▸ **WHAT YOU WILL DO**: Your task is to transcribe the records exactly, skipping every image.

(Raw records)
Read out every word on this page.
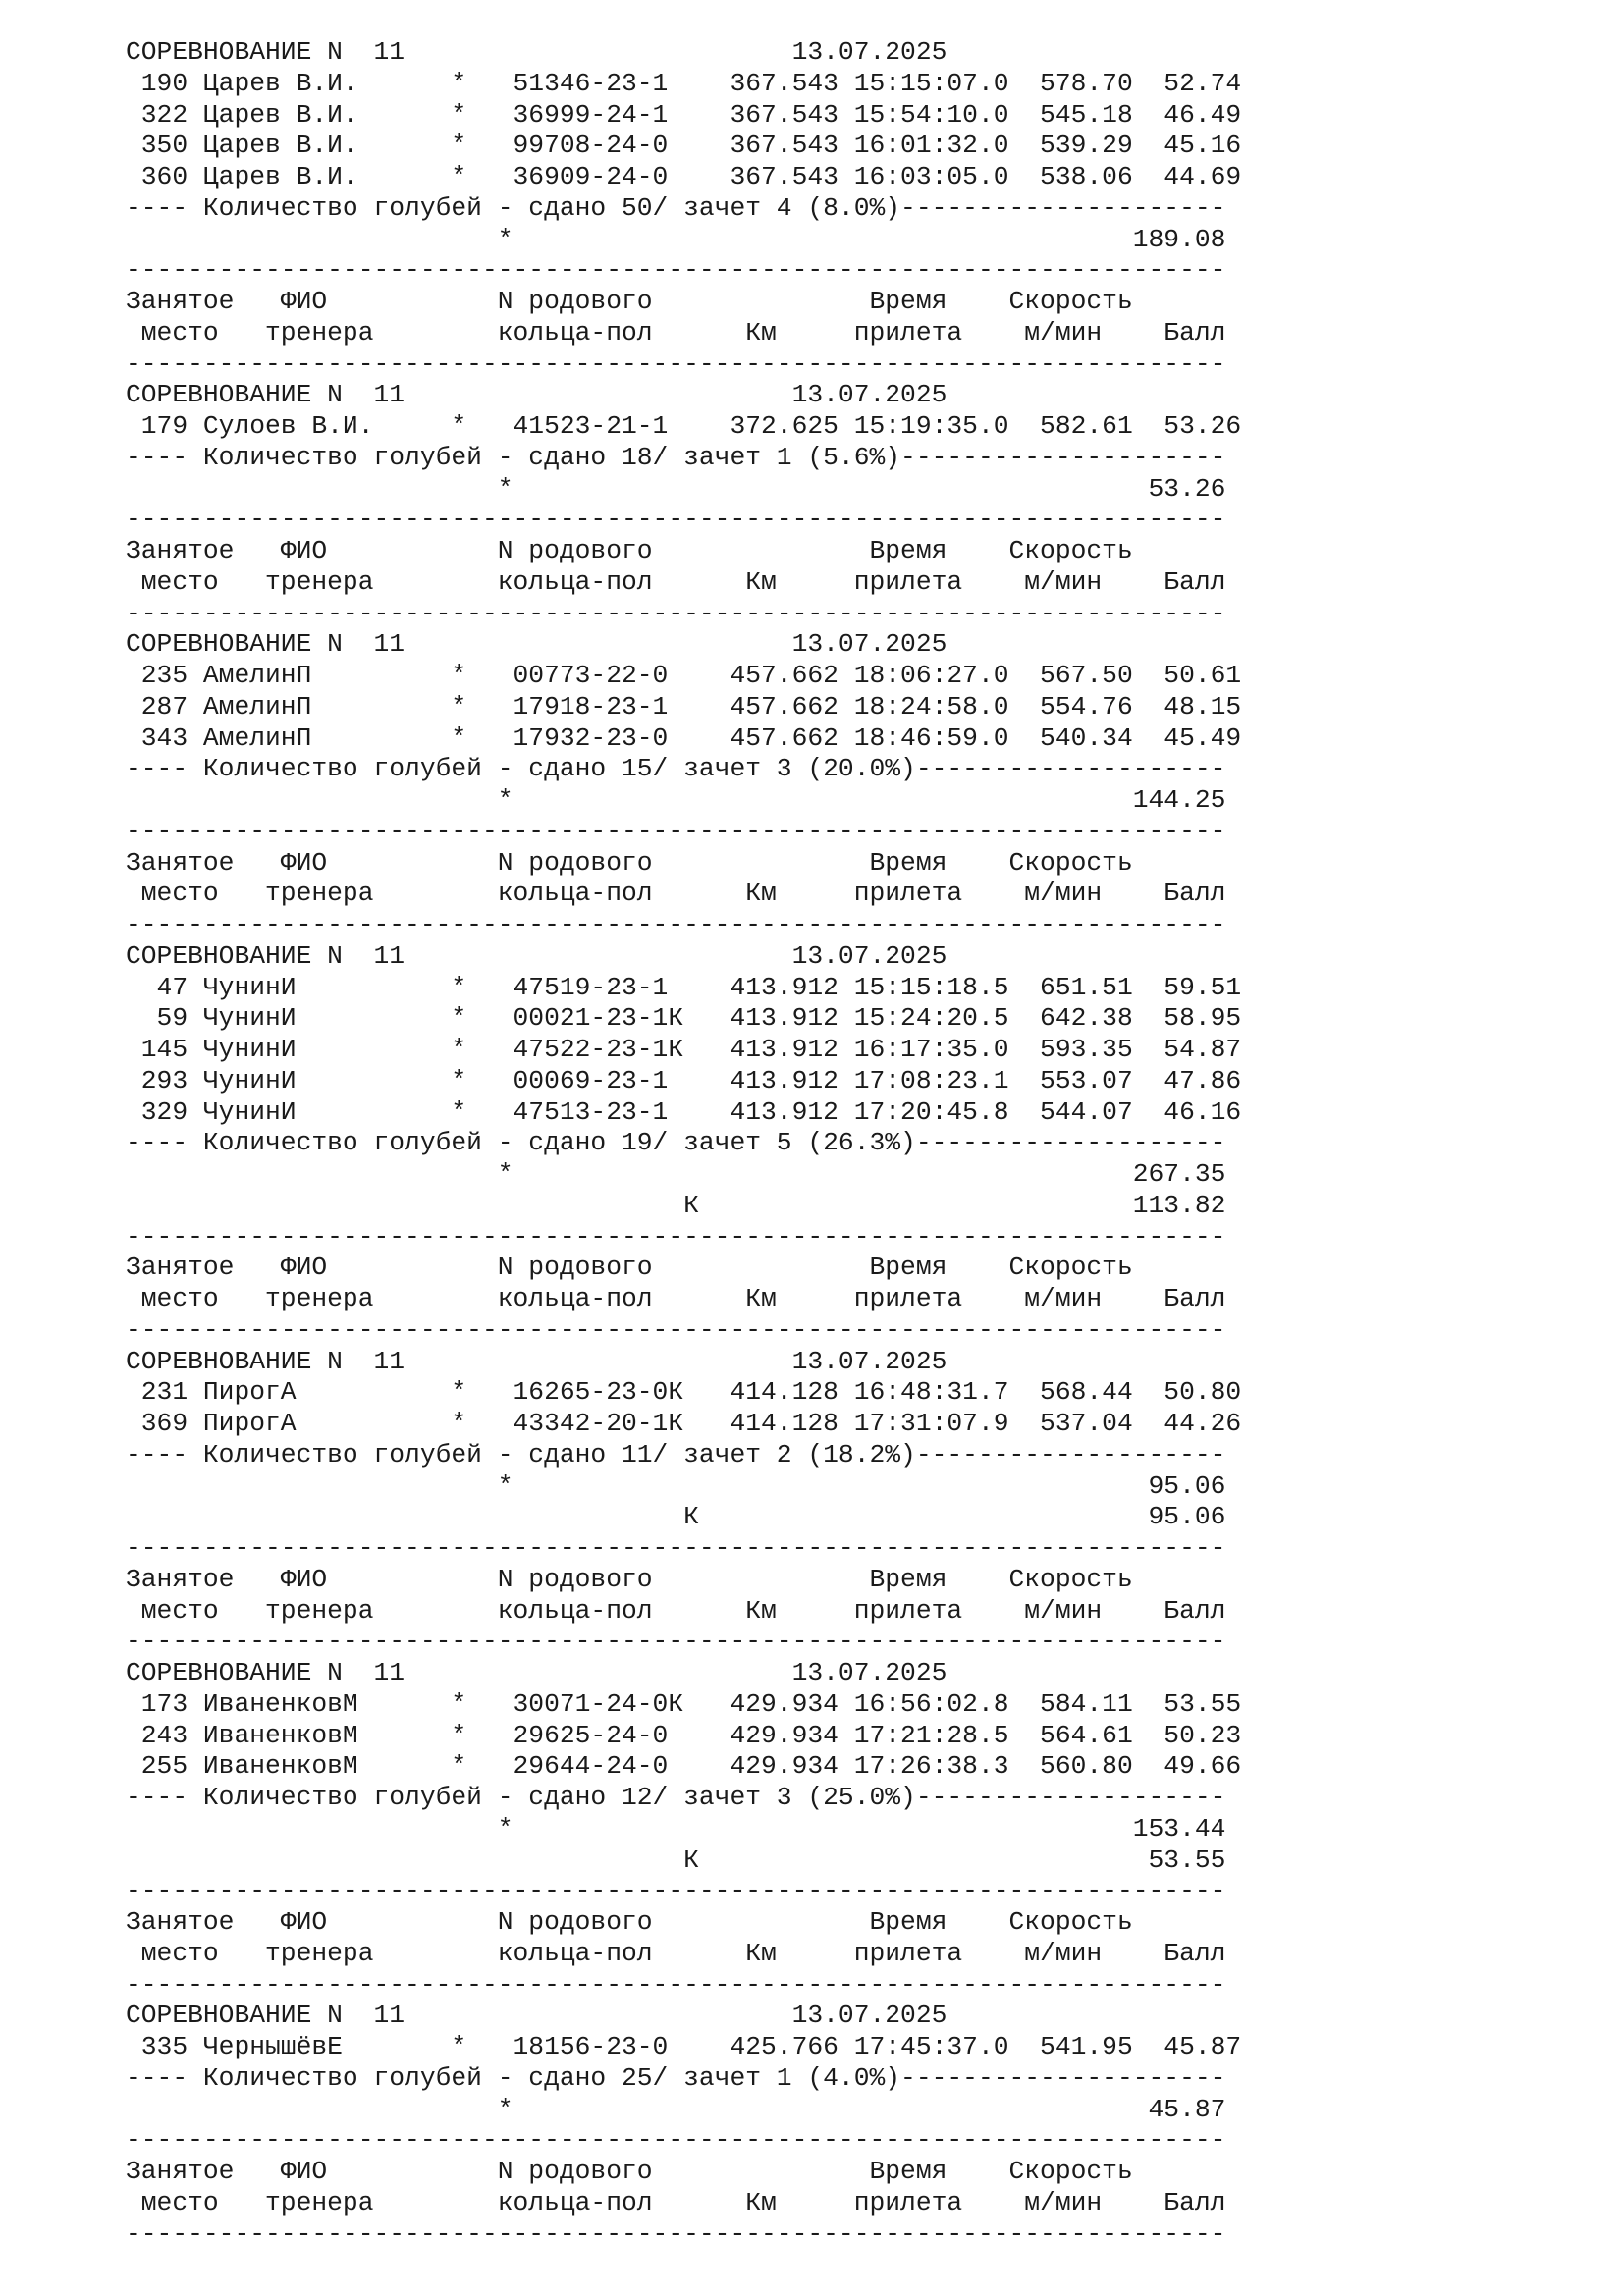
СОРЕВНОВАНИЕ N  11                         13.07.2025
190 Царев В.И.      *   51346-23-1    367.543 15:15:07.0  578.70  52.74
322 Царев В.И.      *   36999-24-1    367.543 15:54:10.0  545.18  46.49
350 Царев В.И.      *   99708-24-0    367.543 16:01:32.0  539.29  45.16
360 Царев В.И.      *   36909-24-0    367.543 16:03:05.0  538.06  44.69
---- Количество голубей - сдано 50/ зачет 4 (8.0%)---------------------
*                                        189.08
-----------------------------------------------------------------------
Занятое   ФИО           N родового              Время    Скорость
место   тренера        кольца-пол      Км     прилета    м/мин    Балл
-----------------------------------------------------------------------
СОРЕВНОВАНИЕ N  11                         13.07.2025
179 Сулоев В.И.     *   41523-21-1    372.625 15:19:35.0  582.61  53.26
---- Количество голубей - сдано 18/ зачет 1 (5.6%)---------------------
*                                         53.26
-----------------------------------------------------------------------
Занятое   ФИО           N родового              Время    Скорость
место   тренера        кольца-пол      Км     прилета    м/мин    Балл
-----------------------------------------------------------------------
СОРЕВНОВАНИЕ N  11                         13.07.2025
235 АмелинП         *   00773-22-0    457.662 18:06:27.0  567.50  50.61
287 АмелинП         *   17918-23-1    457.662 18:24:58.0  554.76  48.15
343 АмелинП         *   17932-23-0    457.662 18:46:59.0  540.34  45.49
---- Количество голубей - сдано 15/ зачет 3 (20.0%)--------------------
*                                        144.25
-----------------------------------------------------------------------
Занятое   ФИО           N родового              Время    Скорость
место   тренера        кольца-пол      Км     прилета    м/мин    Балл
-----------------------------------------------------------------------
СОРЕВНОВАНИЕ N  11                         13.07.2025
47 ЧунинИ          *   47519-23-1    413.912 15:15:18.5  651.51  59.51
59 ЧунинИ          *   00021-23-1К   413.912 15:24:20.5  642.38  58.95
145 ЧунинИ          *   47522-23-1К   413.912 16:17:35.0  593.35  54.87
293 ЧунинИ          *   00069-23-1    413.912 17:08:23.1  553.07  47.86
329 ЧунинИ          *   47513-23-1    413.912 17:20:45.8  544.07  46.16
---- Количество голубей - сдано 19/ зачет 5 (26.3%)--------------------
*                                        267.35
К                            113.82
-----------------------------------------------------------------------
Занятое   ФИО           N родового              Время    Скорость
место   тренера        кольца-пол      Км     прилета    м/мин    Балл
-----------------------------------------------------------------------
СОРЕВНОВАНИЕ N  11                         13.07.2025
231 ПирогА          *   16265-23-0К   414.128 16:48:31.7  568.44  50.80
369 ПирогА          *   43342-20-1К   414.128 17:31:07.9  537.04  44.26
---- Количество голубей - сдано 11/ зачет 2 (18.2%)--------------------
*                                         95.06
К                             95.06
-----------------------------------------------------------------------
Занятое   ФИО           N родового              Время    Скорость
место   тренера        кольца-пол      Км     прилета    м/мин    Балл
-----------------------------------------------------------------------
СОРЕВНОВАНИЕ N  11                         13.07.2025
173 ИваненковМ      *   30071-24-0К   429.934 16:56:02.8  584.11  53.55
243 ИваненковМ      *   29625-24-0    429.934 17:21:28.5  564.61  50.23
255 ИваненковМ      *   29644-24-0    429.934 17:26:38.3  560.80  49.66
---- Количество голубей - сдано 12/ зачет 3 (25.0%)--------------------
*                                        153.44
К                             53.55
-----------------------------------------------------------------------
Занятое   ФИО           N родового              Время    Скорость
место   тренера        кольца-пол      Км     прилета    м/мин    Балл
-----------------------------------------------------------------------
СОРЕВНОВАНИЕ N  11                         13.07.2025
335 ЧернышёвЕ       *   18156-23-0    425.766 17:45:37.0  541.95  45.87
---- Количество голубей - сдано 25/ зачет 1 (4.0%)---------------------
*                                         45.87
-----------------------------------------------------------------------
Занятое   ФИО           N родового              Время    Скорость
место   тренера        кольца-пол      Км     прилета    м/мин    Балл
-----------------------------------------------------------------------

▸ **EXPECTED OUTPUT**:
Read out every word on this page.
СОРЕВНОВАНИЕ N  11                         13.07.2025
190 Царев В.И.      *   51346-23-1    367.543 15:15:07.0  578.70  52.74
322 Царев В.И.      *   36999-24-1    367.543 15:54:10.0  545.18  46.49
350 Царев В.И.      *   99708-24-0    367.543 16:01:32.0  539.29  45.16
360 Царев В.И.      *   36909-24-0    367.543 16:03:05.0  538.06  44.69
---- Количество голубей - сдано 50/ зачет 4 (8.0%)---------------------
*                                        189.08
-----------------------------------------------------------------------
Занятое   ФИО           N родового              Время    Скорость
место   тренера        кольца-пол      Км     прилета    м/мин    Балл
-----------------------------------------------------------------------
СОРЕВНОВАНИЕ N  11                         13.07.2025
179 Сулоев В.И.     *   41523-21-1    372.625 15:19:35.0  582.61  53.26
---- Количество голубей - сдано 18/ зачет 1 (5.6%)---------------------
*                                         53.26
-----------------------------------------------------------------------
Занятое   ФИО           N родового              Время    Скорость
место   тренера        кольца-пол      Км     прилета    м/мин    Балл
-----------------------------------------------------------------------
СОРЕВНОВАНИЕ N  11                         13.07.2025
235 АмелинП         *   00773-22-0    457.662 18:06:27.0  567.50  50.61
287 АмелинП         *   17918-23-1    457.662 18:24:58.0  554.76  48.15
343 АмелинП         *   17932-23-0    457.662 18:46:59.0  540.34  45.49
---- Количество голубей - сдано 15/ зачет 3 (20.0%)--------------------
*                                        144.25
-----------------------------------------------------------------------
Занятое   ФИО           N родового              Время    Скорость
место   тренера        кольца-пол      Км     прилета    м/мин    Балл
-----------------------------------------------------------------------
СОРЕВНОВАНИЕ N  11                         13.07.2025
47 ЧунинИ          *   47519-23-1    413.912 15:15:18.5  651.51  59.51
59 ЧунинИ          *   00021-23-1К   413.912 15:24:20.5  642.38  58.95
145 ЧунинИ          *   47522-23-1К   413.912 16:17:35.0  593.35  54.87
293 ЧунинИ          *   00069-23-1    413.912 17:08:23.1  553.07  47.86
329 ЧунинИ          *   47513-23-1    413.912 17:20:45.8  544.07  46.16
---- Количество голубей - сдано 19/ зачет 5 (26.3%)--------------------
*                                        267.35
К                            113.82
-----------------------------------------------------------------------
Занятое   ФИО           N родового              Время    Скорость
место   тренера        кольца-пол      Км     прилета    м/мин    Балл
-----------------------------------------------------------------------
СОРЕВНОВАНИЕ N  11                         13.07.2025
231 ПирогА          *   16265-23-0К   414.128 16:48:31.7  568.44  50.80
369 ПирогА          *   43342-20-1К   414.128 17:31:07.9  537.04  44.26
---- Количество голубей - сдано 11/ зачет 2 (18.2%)--------------------
*                                         95.06
К                             95.06
-----------------------------------------------------------------------
Занятое   ФИО           N родового              Время    Скорость
место   тренера        кольца-пол      Км     прилета    м/мин    Балл
-----------------------------------------------------------------------
СОРЕВНОВАНИЕ N  11                         13.07.2025
173 ИваненковМ      *   30071-24-0К   429.934 16:56:02.8  584.11  53.55
243 ИваненковМ      *   29625-24-0    429.934 17:21:28.5  564.61  50.23
255 ИваненковМ      *   29644-24-0    429.934 17:26:38.3  560.80  49.66
---- Количество голубей - сдано 12/ зачет 3 (25.0%)--------------------
*                                        153.44
К                             53.55
-----------------------------------------------------------------------
Занятое   ФИО           N родового              Время    Скорость
место   тренера        кольца-пол      Км     прилета    м/мин    Балл
-----------------------------------------------------------------------
СОРЕВНОВАНИЕ N  11                         13.07.2025
335 ЧернышёвЕ       *   18156-23-0    425.766 17:45:37.0  541.95  45.87
---- Количество голубей - сдано 25/ зачет 1 (4.0%)---------------------
*                                         45.87
-----------------------------------------------------------------------
Занятое   ФИО           N родового              Время    Скорость
место   тренера        кольца-пол      Км     прилета    м/мин    Балл
-----------------------------------------------------------------------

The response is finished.